*Stored data*.
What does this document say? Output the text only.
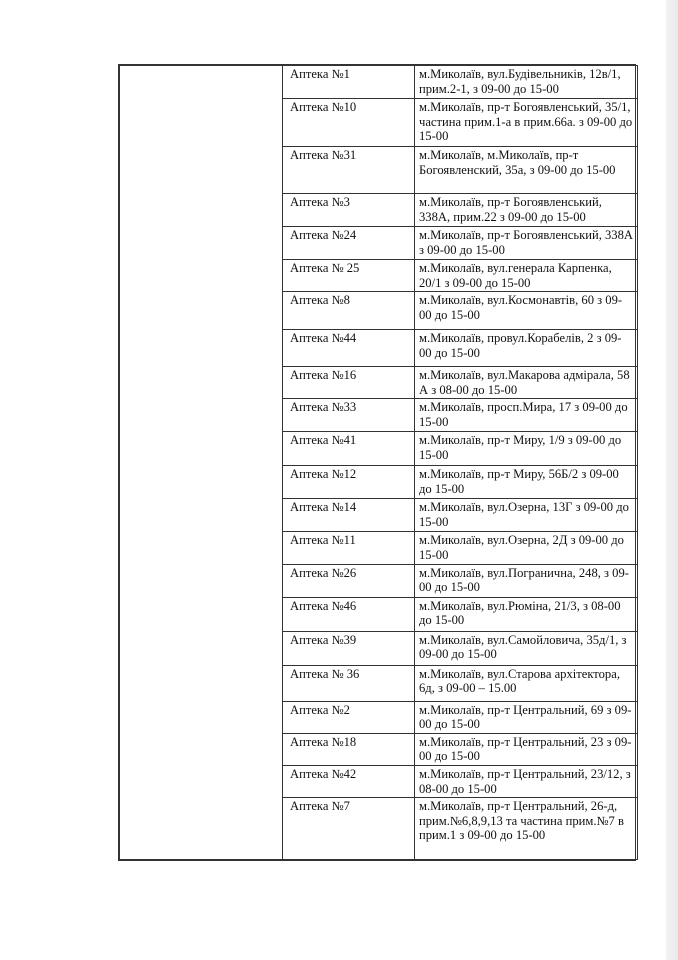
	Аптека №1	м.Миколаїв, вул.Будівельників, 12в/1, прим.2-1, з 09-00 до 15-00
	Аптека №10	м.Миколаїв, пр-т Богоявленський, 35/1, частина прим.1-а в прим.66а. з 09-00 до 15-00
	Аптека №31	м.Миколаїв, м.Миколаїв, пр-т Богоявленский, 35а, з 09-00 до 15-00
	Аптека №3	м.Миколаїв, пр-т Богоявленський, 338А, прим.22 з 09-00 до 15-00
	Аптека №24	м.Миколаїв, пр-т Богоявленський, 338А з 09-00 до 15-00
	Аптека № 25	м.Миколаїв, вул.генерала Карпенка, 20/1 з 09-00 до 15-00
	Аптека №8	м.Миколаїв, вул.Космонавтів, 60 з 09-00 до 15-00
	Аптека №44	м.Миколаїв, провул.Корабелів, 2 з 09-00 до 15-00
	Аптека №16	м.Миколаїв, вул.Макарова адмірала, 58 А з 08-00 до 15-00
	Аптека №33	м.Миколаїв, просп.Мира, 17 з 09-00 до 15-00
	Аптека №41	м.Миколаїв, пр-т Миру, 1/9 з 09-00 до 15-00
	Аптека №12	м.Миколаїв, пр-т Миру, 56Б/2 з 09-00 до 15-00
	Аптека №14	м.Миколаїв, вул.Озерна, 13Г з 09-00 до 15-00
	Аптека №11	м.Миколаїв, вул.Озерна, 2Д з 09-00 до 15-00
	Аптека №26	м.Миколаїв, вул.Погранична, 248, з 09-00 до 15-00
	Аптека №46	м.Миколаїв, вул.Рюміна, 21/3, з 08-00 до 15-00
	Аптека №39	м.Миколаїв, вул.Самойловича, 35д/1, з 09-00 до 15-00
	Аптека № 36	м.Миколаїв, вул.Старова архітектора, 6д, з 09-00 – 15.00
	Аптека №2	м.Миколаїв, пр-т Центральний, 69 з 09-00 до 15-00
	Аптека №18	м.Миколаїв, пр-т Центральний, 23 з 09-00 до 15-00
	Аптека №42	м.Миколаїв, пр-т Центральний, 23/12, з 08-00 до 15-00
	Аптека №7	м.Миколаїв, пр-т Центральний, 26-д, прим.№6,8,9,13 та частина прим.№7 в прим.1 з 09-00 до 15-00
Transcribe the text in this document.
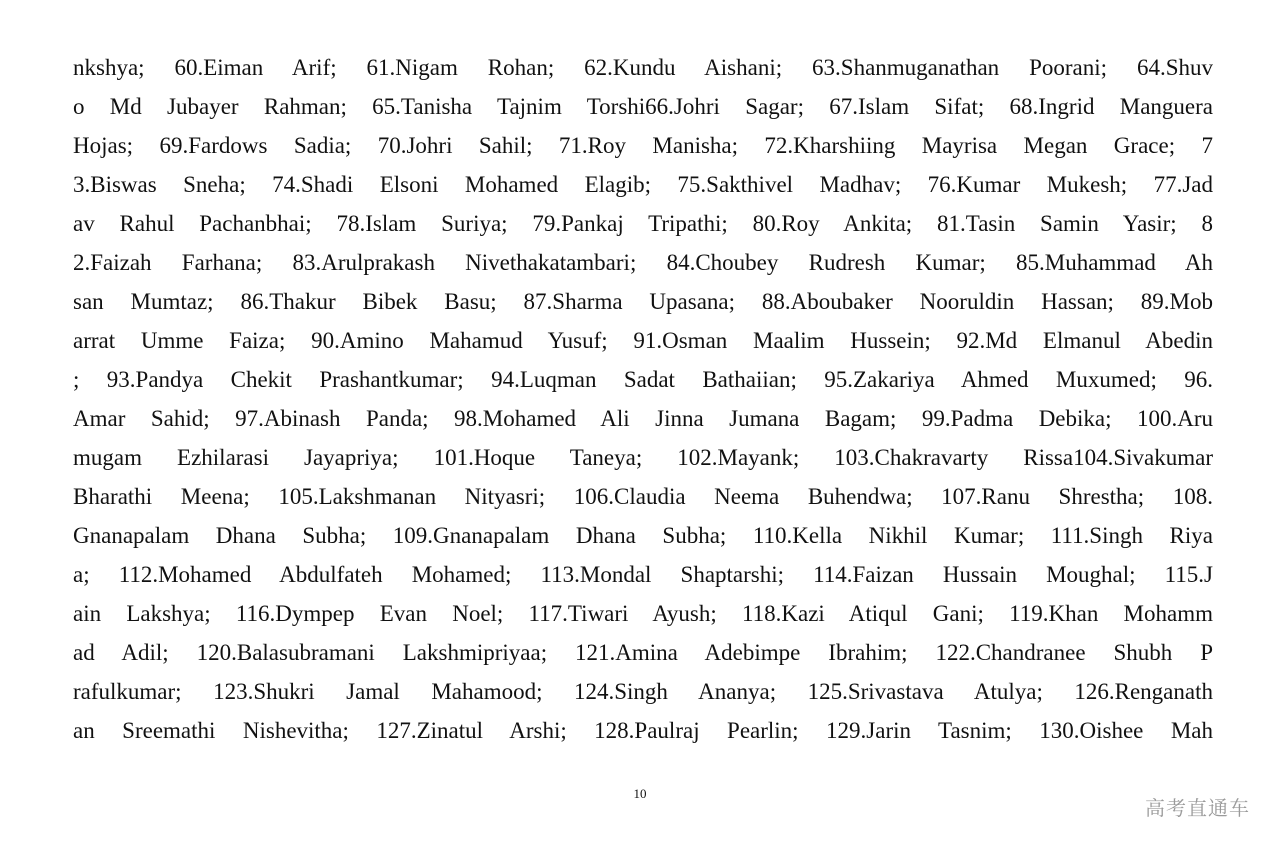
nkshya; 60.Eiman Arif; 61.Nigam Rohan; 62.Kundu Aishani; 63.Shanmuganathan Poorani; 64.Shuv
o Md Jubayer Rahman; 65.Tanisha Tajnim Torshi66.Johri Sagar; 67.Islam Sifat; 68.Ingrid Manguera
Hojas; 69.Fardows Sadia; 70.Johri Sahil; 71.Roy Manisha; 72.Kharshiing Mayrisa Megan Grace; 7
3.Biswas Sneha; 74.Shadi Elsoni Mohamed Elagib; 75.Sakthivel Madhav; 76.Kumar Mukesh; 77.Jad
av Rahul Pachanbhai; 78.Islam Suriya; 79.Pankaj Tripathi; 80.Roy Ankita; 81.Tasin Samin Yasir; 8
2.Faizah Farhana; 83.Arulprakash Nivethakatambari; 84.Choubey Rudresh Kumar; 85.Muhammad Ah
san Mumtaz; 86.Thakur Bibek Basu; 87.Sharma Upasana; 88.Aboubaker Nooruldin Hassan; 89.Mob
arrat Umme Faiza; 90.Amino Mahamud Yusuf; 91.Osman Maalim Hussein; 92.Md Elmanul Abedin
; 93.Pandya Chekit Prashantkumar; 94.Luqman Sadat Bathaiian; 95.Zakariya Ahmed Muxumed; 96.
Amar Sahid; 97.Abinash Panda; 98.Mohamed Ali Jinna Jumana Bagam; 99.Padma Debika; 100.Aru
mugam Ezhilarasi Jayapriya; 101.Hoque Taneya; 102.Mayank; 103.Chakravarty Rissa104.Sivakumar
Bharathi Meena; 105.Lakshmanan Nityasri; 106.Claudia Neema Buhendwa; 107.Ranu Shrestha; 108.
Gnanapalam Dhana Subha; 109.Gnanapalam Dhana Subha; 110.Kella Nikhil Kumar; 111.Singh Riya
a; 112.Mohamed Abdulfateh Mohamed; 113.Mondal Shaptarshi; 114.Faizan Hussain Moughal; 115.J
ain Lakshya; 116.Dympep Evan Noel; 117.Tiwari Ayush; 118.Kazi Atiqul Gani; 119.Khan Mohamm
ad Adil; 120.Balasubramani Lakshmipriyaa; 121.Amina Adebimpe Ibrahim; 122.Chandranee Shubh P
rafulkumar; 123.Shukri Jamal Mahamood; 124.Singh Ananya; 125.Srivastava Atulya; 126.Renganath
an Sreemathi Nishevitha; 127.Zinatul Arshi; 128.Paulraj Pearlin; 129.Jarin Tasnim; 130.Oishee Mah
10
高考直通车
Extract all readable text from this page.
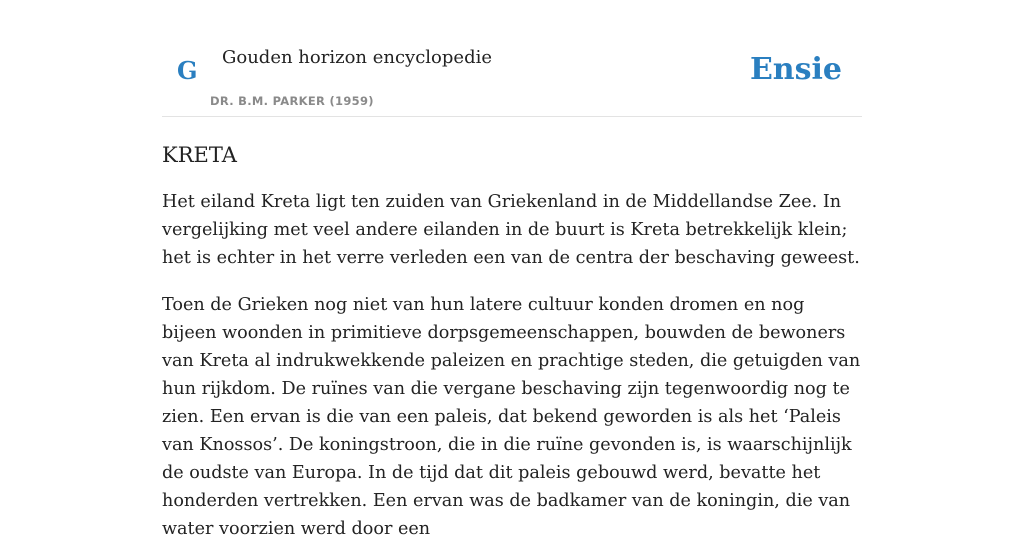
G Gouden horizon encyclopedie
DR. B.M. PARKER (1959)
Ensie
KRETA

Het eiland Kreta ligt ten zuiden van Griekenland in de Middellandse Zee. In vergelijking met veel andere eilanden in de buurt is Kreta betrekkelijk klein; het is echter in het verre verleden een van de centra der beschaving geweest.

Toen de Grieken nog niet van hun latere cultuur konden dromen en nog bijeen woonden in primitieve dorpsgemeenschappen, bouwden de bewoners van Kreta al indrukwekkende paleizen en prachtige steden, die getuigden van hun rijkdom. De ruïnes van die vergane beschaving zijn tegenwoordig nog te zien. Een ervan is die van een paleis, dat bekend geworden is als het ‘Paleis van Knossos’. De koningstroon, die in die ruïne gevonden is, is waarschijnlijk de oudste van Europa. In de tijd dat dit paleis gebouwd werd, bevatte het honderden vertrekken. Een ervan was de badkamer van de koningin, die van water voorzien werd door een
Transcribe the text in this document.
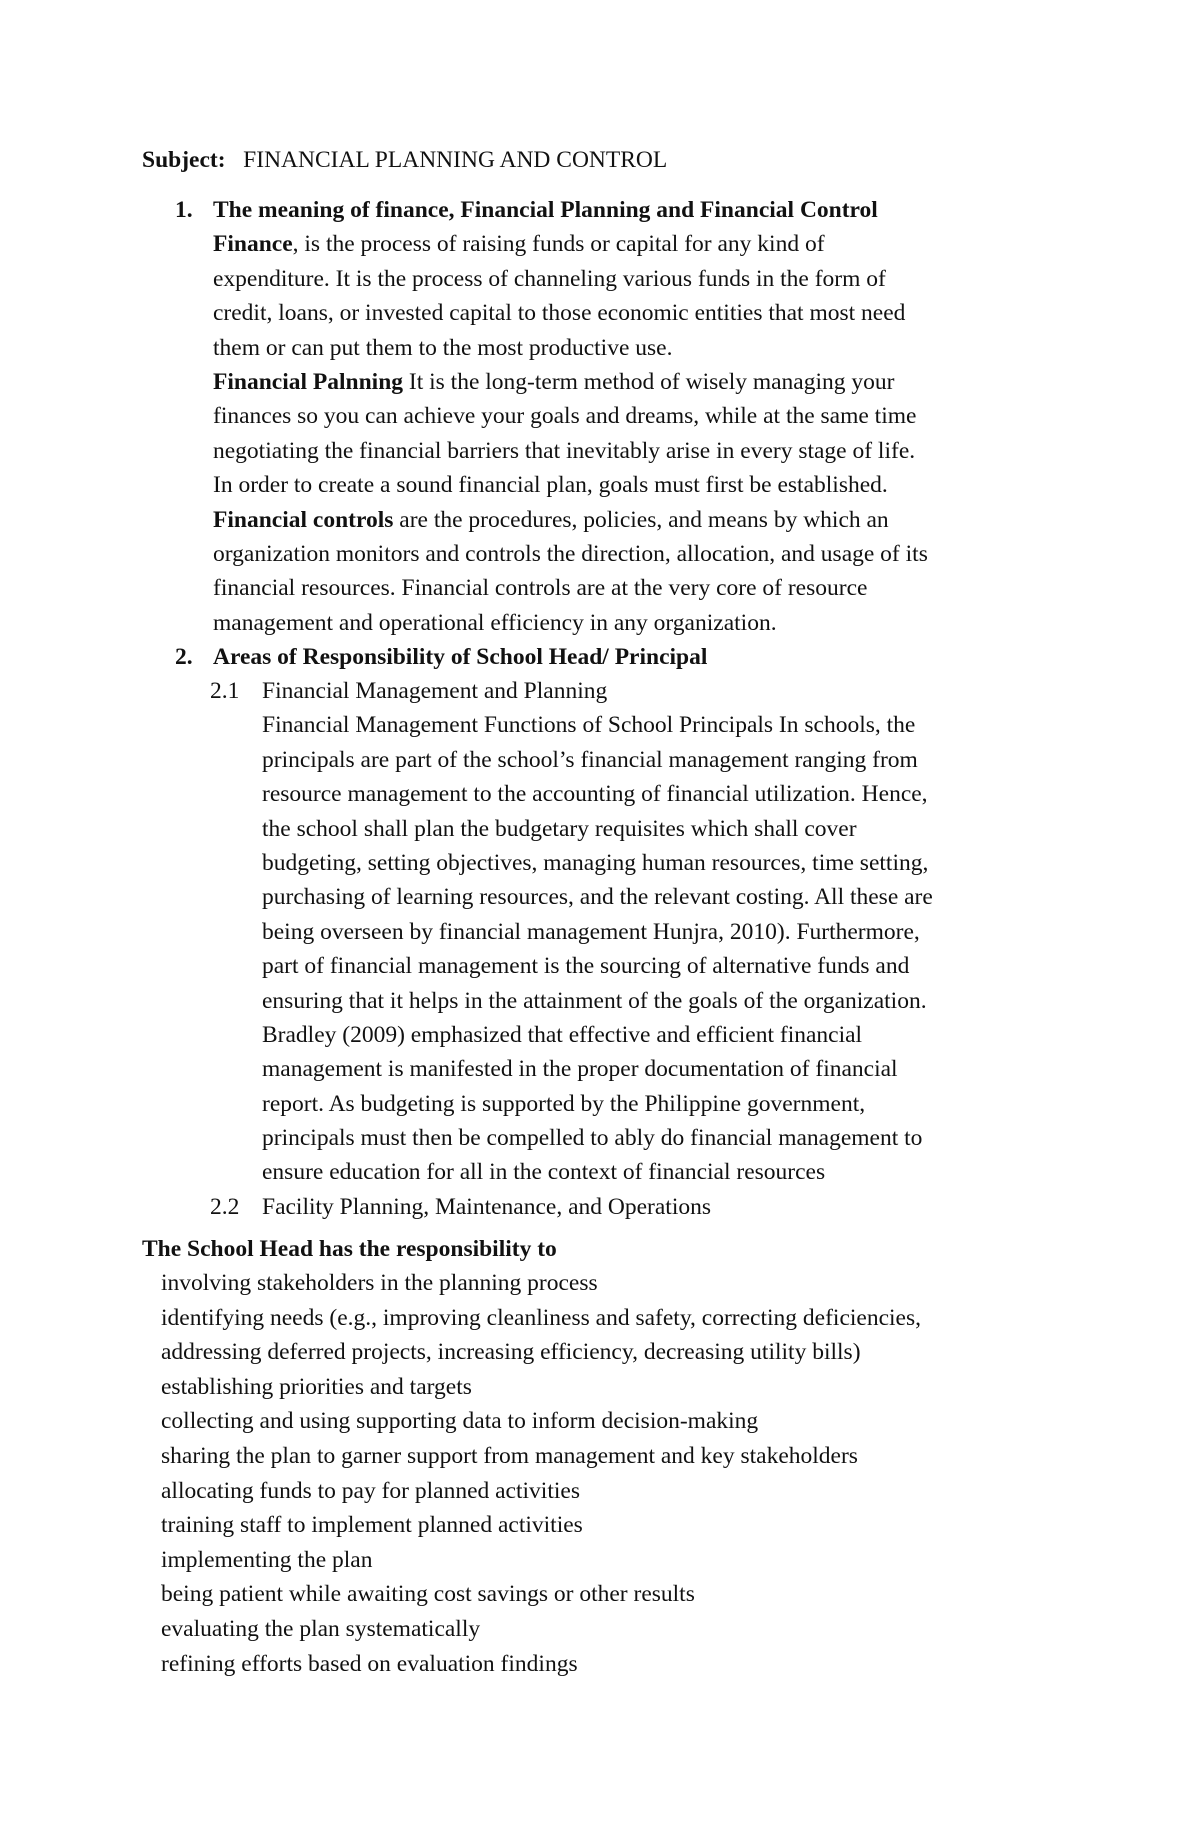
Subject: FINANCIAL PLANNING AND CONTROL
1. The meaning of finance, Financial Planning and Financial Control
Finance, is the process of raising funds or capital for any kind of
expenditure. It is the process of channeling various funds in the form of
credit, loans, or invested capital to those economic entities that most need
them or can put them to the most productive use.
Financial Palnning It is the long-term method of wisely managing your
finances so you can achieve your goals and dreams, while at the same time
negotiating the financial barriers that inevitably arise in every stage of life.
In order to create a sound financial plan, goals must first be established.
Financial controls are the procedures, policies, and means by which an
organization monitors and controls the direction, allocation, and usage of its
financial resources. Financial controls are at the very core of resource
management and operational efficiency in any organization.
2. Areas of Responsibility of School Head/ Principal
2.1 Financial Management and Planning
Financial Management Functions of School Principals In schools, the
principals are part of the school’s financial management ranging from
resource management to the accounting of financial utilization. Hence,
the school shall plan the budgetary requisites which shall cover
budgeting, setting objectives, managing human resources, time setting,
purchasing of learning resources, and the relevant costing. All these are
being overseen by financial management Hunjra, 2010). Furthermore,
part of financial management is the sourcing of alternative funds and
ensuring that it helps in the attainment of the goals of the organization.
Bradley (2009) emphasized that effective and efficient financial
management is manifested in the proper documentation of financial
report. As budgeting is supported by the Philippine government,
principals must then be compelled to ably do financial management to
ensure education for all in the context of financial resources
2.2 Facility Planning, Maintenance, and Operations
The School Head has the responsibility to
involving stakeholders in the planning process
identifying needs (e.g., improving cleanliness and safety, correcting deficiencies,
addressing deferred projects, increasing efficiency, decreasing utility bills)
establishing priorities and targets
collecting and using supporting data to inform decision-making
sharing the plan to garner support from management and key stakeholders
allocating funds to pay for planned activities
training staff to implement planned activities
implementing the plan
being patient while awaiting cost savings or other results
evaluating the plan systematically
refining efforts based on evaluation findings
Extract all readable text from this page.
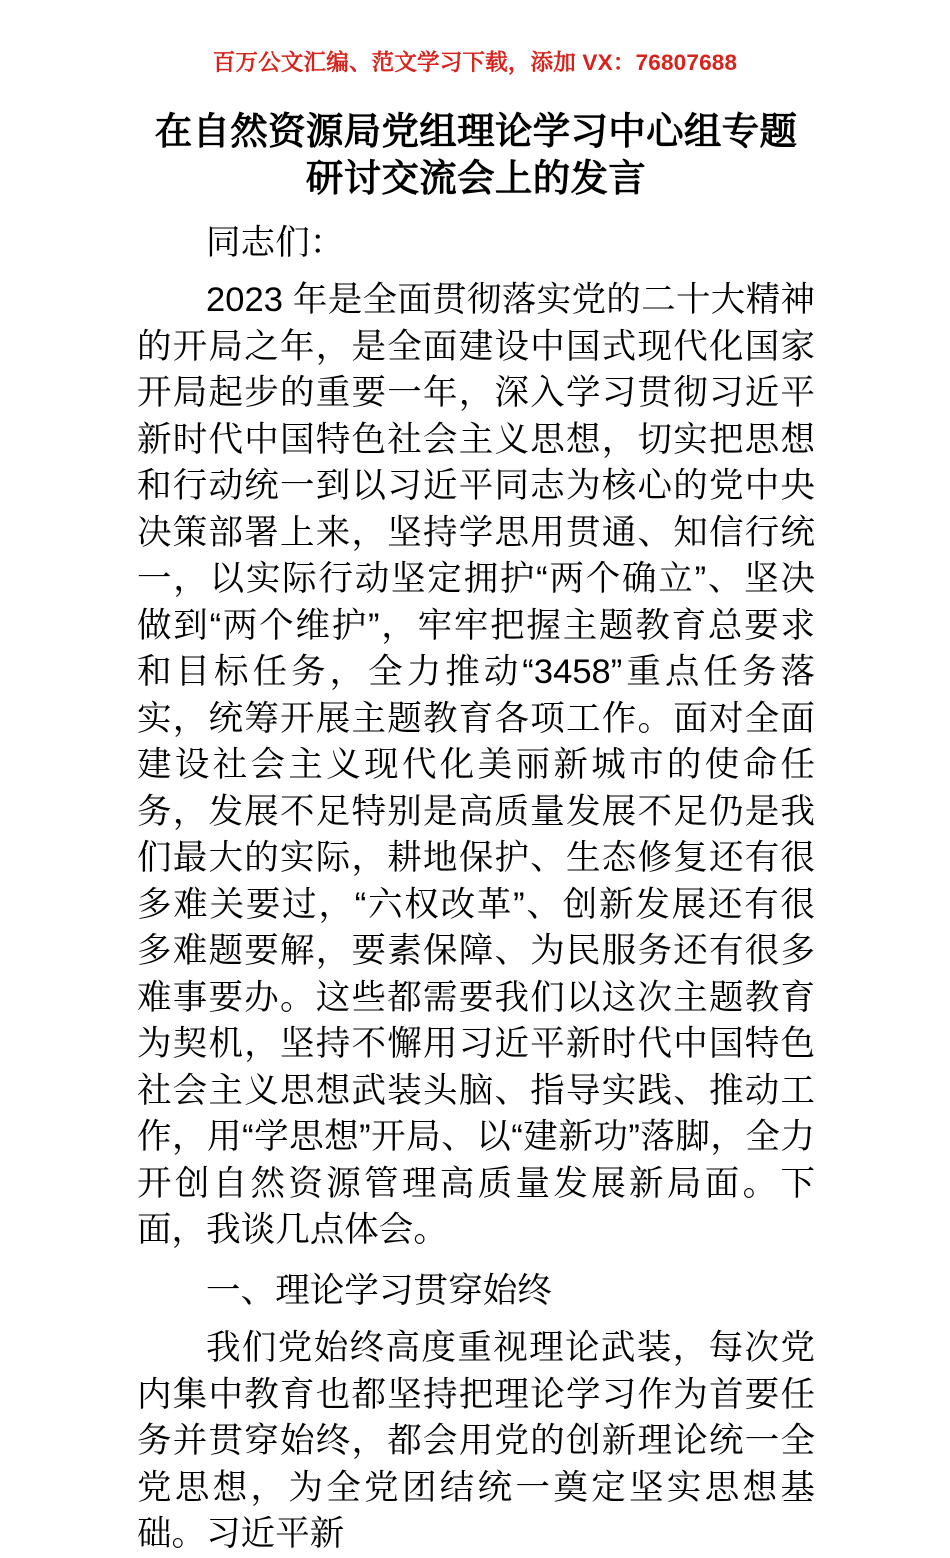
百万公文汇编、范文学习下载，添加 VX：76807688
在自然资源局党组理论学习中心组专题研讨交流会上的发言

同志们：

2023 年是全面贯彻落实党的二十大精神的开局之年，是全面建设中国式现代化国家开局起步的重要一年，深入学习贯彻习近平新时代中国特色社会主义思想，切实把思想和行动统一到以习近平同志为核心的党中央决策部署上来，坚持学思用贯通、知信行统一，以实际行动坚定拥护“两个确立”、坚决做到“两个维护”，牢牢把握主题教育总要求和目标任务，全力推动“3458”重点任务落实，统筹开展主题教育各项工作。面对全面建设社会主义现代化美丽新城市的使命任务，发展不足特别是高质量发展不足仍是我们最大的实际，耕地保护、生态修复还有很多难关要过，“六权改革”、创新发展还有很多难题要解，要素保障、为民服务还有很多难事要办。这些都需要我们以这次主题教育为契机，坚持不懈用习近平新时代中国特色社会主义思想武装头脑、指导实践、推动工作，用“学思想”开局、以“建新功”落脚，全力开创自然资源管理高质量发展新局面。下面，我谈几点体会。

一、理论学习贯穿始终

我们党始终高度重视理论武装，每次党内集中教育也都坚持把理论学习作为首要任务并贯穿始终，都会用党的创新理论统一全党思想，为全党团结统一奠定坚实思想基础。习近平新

*Problem description*. Copy each line of the listing in which the word "being" can be found.

*Answer to this exercise*.
being overseen by financial management Hunjra, 2010). Furthermore,
being patient while awaiting cost savings or other results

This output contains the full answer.